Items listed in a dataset
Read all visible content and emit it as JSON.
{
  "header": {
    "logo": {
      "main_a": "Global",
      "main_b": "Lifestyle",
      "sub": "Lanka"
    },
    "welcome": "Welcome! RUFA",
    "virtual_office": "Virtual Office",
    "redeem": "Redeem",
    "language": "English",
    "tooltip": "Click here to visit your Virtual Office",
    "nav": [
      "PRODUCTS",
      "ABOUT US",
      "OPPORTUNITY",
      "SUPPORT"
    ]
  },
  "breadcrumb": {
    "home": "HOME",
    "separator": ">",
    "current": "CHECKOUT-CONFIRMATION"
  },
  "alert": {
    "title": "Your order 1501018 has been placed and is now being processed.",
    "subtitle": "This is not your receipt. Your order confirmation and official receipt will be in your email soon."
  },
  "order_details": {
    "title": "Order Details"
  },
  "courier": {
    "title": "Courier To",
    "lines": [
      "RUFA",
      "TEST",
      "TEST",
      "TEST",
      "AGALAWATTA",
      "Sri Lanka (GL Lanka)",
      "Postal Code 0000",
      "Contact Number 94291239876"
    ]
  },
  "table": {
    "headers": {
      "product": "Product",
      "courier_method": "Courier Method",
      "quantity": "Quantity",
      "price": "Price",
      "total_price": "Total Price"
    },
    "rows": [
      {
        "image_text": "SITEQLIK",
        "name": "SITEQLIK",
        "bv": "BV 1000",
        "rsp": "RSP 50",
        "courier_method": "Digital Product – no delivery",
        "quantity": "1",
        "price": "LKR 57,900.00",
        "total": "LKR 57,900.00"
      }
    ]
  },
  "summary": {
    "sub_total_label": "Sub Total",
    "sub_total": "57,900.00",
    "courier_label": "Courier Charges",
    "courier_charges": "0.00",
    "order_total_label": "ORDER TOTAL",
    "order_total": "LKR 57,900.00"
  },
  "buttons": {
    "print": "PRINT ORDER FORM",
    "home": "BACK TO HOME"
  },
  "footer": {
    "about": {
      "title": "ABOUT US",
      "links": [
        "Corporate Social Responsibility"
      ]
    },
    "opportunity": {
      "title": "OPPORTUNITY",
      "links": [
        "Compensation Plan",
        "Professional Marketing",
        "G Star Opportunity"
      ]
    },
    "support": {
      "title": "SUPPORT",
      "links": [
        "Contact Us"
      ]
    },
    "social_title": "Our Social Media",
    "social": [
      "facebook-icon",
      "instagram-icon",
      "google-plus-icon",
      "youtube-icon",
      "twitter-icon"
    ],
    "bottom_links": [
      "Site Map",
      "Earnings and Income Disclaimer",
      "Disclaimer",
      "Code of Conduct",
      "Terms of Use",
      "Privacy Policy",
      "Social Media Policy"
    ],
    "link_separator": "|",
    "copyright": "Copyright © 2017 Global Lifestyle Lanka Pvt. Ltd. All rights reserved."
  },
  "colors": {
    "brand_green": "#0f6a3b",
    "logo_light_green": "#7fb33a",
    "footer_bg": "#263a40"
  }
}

» Task directions: Only lines with the string "Policy" belong in your answer; copy each one.

» Answer to the task:
      "Privacy Policy",
      "Social Media Policy"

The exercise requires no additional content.